+++ Dataset
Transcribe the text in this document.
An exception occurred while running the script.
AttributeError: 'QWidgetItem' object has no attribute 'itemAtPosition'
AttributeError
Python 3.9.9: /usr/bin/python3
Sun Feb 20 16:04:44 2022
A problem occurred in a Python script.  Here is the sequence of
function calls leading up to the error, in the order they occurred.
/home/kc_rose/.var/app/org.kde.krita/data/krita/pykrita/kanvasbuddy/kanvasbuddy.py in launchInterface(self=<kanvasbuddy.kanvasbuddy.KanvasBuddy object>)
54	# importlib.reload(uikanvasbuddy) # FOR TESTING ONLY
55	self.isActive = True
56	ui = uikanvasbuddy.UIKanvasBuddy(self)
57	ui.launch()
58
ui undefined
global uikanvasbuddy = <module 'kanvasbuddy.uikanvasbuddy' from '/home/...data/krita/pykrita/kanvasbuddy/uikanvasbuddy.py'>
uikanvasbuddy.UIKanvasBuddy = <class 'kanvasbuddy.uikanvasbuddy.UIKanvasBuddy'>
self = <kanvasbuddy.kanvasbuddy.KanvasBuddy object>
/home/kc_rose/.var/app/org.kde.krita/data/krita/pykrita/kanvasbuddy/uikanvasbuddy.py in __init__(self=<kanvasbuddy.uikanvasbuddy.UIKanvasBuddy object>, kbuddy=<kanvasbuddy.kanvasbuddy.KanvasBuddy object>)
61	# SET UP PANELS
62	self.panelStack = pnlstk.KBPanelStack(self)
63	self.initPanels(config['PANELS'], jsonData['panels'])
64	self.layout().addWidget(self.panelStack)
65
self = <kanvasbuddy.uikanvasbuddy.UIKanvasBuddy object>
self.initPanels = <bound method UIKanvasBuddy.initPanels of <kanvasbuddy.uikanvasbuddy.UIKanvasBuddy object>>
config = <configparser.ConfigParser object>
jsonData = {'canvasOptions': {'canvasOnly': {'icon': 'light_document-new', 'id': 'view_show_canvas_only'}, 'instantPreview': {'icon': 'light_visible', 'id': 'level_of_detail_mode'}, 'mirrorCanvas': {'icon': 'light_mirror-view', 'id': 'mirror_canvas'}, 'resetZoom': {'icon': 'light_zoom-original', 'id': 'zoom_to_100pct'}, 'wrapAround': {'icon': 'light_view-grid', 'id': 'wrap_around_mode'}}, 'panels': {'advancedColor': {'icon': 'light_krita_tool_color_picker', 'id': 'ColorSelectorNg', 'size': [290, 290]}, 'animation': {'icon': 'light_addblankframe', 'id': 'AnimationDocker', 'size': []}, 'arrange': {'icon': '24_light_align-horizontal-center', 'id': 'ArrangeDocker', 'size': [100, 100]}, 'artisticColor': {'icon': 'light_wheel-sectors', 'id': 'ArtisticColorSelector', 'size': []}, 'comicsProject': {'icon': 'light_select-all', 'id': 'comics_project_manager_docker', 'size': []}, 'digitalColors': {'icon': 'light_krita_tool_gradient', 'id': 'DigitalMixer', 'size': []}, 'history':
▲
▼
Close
++++++
§ Task goal: Extract the full listing and reproduce each line exactly.

§ Task solution:
Transcribe the text in this document.
An exception occurred while running the script.
AttributeError: 'QWidgetItem' object has no attribute 'itemAtPosition'
AttributeError
Python 3.9.9: /usr/bin/python3
Sun Feb 20 16:04:44 2022
A problem occurred in a Python script.  Here is the sequence of
function calls leading up to the error, in the order they occurred.
/home/kc_rose/.var/app/org.kde.krita/data/krita/pykrita/kanvasbuddy/kanvasbuddy.py in launchInterface(self=<kanvasbuddy.kanvasbuddy.KanvasBuddy object>)
54	# importlib.reload(uikanvasbuddy) # FOR TESTING ONLY
55	self.isActive = True
56	ui = uikanvasbuddy.UIKanvasBuddy(self)
57	ui.launch()
58
ui undefined
global uikanvasbuddy = <module 'kanvasbuddy.uikanvasbuddy' from '/home/...data/krita/pykrita/kanvasbuddy/uikanvasbuddy.py'>
uikanvasbuddy.UIKanvasBuddy = <class 'kanvasbuddy.uikanvasbuddy.UIKanvasBuddy'>
self = <kanvasbuddy.kanvasbuddy.KanvasBuddy object>
/home/kc_rose/.var/app/org.kde.krita/data/krita/pykrita/kanvasbuddy/uikanvasbuddy.py in __init__(self=<kanvasbuddy.uikanvasbuddy.UIKanvasBuddy object>, kbuddy=<kanvasbuddy.kanvasbuddy.KanvasBuddy object>)
61	# SET UP PANELS
62	self.panelStack = pnlstk.KBPanelStack(self)
63	self.initPanels(config['PANELS'], jsonData['panels'])
64	self.layout().addWidget(self.panelStack)
65
self = <kanvasbuddy.uikanvasbuddy.UIKanvasBuddy object>
self.initPanels = <bound method UIKanvasBuddy.initPanels of <kanvasbuddy.uikanvasbuddy.UIKanvasBuddy object>>
config = <configparser.ConfigParser object>
jsonData = {'canvasOptions': {'canvasOnly': {'icon': 'light_document-new', 'id': 'view_show_canvas_only'}, 'instantPreview': {'icon': 'light_visible', 'id': 'level_of_detail_mode'}, 'mirrorCanvas': {'icon': 'light_mirror-view', 'id': 'mirror_canvas'}, 'resetZoom': {'icon': 'light_zoom-original', 'id': 'zoom_to_100pct'}, 'wrapAround': {'icon': 'light_view-grid', 'id': 'wrap_around_mode'}}, 'panels': {'advancedColor': {'icon': 'light_krita_tool_color_picker', 'id': 'ColorSelectorNg', 'size': [290, 290]}, 'animation': {'icon': 'light_addblankframe', 'id': 'AnimationDocker', 'size': []}, 'arrange': {'icon': '24_light_align-horizontal-center', 'id': 'ArrangeDocker', 'size': [100, 100]}, 'artisticColor': {'icon': 'light_wheel-sectors', 'id': 'ArtisticColorSelector', 'size': []}, 'comicsProject': {'icon': 'light_select-all', 'id': 'comics_project_manager_docker', 'size': []}, 'digitalColors': {'icon': 'light_krita_tool_gradient', 'id': 'DigitalMixer', 'size': []}, 'history':
▲
▼
Close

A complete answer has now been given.